## Work to complete:
Search the listing below for the string "Bogor" and show each line that contains it.
Start of Data to process
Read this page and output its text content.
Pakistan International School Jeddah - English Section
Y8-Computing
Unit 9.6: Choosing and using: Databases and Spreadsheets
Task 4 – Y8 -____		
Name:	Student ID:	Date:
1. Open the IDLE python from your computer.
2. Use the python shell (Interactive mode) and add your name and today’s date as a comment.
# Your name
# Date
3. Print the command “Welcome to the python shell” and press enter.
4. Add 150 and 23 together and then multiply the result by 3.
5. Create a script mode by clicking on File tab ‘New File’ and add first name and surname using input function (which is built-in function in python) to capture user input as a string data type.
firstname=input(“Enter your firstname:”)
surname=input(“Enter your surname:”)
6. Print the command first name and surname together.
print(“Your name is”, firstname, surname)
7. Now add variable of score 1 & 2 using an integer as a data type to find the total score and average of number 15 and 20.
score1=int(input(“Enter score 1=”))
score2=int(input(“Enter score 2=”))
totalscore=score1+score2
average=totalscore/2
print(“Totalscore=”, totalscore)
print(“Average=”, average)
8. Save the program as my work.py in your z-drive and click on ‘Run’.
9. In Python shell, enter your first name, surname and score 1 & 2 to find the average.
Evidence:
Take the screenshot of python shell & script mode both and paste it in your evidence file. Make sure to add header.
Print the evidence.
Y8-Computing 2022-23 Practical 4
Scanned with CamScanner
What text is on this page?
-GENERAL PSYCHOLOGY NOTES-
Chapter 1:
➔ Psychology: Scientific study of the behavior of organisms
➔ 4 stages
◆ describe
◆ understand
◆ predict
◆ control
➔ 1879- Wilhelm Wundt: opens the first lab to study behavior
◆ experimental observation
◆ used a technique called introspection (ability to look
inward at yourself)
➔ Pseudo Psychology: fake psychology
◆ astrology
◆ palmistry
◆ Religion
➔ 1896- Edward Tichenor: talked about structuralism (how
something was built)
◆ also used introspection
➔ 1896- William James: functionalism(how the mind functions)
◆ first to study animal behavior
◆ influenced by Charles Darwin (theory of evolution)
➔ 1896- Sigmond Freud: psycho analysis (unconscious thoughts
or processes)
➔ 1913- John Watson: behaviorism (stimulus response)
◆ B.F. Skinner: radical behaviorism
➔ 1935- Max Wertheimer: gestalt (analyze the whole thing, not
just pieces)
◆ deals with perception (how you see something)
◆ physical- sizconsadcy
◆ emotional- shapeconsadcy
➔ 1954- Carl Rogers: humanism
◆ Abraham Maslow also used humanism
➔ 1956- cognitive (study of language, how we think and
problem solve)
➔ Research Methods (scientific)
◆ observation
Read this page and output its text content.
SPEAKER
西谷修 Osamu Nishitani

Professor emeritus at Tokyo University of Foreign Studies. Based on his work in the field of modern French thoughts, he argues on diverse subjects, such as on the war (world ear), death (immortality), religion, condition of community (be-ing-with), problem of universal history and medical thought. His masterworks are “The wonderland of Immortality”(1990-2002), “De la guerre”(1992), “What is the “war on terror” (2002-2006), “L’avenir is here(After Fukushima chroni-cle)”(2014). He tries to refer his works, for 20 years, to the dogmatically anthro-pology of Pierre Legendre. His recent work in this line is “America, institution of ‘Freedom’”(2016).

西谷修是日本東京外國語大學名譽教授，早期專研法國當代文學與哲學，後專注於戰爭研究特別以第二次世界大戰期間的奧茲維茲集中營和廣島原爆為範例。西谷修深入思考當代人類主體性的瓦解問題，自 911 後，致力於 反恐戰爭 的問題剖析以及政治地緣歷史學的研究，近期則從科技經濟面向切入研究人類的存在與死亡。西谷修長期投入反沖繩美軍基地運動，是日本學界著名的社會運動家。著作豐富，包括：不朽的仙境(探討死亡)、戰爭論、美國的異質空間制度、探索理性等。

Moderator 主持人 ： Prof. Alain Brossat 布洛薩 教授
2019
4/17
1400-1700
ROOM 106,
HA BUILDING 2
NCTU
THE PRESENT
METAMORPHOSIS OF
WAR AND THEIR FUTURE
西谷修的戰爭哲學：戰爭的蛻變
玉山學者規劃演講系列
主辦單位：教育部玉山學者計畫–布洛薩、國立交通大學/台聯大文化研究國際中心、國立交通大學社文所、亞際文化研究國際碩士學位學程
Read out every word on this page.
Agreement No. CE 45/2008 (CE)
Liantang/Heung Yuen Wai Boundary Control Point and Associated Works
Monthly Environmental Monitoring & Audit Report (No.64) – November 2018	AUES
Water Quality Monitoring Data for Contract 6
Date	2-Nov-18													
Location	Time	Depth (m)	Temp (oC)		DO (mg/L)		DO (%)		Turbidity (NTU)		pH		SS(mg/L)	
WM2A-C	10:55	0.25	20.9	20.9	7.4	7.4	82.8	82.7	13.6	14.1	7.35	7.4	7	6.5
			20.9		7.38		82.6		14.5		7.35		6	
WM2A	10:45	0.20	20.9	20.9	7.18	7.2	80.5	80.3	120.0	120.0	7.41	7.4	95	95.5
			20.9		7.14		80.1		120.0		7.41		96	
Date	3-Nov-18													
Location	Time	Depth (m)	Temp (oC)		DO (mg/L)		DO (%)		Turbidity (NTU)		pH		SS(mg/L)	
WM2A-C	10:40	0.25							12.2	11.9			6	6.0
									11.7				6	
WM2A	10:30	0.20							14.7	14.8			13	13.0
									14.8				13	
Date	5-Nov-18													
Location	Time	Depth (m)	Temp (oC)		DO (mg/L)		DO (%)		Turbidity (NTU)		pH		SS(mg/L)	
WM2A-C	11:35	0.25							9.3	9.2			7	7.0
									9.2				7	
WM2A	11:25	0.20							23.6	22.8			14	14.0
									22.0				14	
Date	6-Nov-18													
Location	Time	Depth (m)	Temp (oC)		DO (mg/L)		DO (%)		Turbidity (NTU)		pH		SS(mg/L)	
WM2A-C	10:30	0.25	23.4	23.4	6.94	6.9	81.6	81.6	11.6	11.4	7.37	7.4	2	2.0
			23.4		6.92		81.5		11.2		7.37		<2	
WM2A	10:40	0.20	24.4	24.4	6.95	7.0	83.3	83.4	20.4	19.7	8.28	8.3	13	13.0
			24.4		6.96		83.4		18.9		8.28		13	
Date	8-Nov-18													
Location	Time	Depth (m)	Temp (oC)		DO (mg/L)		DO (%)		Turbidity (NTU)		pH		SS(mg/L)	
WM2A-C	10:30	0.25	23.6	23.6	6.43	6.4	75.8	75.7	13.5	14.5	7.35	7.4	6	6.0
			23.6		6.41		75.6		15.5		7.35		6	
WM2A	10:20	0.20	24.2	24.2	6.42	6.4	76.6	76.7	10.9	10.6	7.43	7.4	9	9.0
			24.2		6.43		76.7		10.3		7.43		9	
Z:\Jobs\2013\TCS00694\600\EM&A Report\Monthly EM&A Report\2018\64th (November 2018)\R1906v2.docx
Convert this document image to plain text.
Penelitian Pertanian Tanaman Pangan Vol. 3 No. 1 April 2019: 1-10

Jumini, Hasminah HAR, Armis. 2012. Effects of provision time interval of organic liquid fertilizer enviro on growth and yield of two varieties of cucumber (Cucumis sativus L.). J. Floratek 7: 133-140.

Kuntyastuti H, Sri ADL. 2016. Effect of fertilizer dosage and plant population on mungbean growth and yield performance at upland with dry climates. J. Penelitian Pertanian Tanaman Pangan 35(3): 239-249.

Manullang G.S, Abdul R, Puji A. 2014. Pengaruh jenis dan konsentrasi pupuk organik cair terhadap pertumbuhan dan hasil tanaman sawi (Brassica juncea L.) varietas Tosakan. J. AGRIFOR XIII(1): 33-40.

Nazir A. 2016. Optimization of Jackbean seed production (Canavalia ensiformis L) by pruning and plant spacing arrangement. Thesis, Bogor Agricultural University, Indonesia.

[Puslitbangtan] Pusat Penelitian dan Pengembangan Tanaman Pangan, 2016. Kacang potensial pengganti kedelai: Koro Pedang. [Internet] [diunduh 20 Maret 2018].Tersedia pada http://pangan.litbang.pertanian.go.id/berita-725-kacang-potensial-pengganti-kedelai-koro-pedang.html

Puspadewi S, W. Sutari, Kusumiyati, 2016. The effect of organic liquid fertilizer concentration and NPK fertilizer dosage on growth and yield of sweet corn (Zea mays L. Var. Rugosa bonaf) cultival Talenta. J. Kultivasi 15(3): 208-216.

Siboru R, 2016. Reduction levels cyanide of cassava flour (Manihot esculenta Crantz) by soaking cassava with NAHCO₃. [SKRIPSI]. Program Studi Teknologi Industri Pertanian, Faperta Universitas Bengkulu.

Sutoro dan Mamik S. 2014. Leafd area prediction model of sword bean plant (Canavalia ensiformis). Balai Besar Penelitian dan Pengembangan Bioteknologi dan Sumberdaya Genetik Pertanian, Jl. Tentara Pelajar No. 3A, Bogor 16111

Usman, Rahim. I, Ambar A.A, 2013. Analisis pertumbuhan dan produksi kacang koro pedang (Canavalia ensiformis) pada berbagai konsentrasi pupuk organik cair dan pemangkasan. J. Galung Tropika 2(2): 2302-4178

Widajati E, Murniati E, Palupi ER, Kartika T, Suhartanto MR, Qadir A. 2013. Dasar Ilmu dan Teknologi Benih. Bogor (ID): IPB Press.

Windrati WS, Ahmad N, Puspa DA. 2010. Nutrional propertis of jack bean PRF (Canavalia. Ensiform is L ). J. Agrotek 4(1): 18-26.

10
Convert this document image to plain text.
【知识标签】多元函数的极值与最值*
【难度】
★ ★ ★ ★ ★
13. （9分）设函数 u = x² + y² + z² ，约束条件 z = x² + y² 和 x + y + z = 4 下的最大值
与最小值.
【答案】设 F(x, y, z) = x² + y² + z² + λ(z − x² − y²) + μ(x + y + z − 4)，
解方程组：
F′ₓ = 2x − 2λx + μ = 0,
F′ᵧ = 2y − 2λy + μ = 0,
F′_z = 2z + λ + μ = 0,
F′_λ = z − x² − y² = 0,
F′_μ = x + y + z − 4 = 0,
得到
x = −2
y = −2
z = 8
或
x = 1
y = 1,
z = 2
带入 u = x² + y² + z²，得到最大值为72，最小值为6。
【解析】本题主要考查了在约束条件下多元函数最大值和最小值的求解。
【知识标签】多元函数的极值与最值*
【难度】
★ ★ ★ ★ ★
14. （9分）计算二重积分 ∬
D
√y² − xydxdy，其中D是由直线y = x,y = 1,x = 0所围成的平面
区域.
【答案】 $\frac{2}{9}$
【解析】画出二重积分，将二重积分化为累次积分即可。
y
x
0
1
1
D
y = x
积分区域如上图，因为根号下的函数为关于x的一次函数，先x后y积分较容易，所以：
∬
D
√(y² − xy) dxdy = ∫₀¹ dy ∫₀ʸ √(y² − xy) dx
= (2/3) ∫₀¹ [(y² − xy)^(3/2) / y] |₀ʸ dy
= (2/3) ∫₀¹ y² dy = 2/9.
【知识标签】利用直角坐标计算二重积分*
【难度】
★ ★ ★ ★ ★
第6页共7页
End of Data to process
## Response:
Nazir A. 2016. Optimization of Jackbean seed production (Canavalia ensiformis L) by pruning and plant spacing arrangement. Thesis, Bogor Agricultural University, Indonesia.
Sutoro dan Mamik S. 2014. Leafd area prediction model of sword bean plant (Canavalia ensiformis). Balai Besar Penelitian dan Pengembangan Bioteknologi dan Sumberdaya Genetik Pertanian, Jl. Tentara Pelajar No. 3A, Bogor 16111
Widajati E, Murniati E, Palupi ER, Kartika T, Suhartanto MR, Qadir A. 2013. Dasar Ilmu dan Teknologi Benih. Bogor (ID): IPB Press.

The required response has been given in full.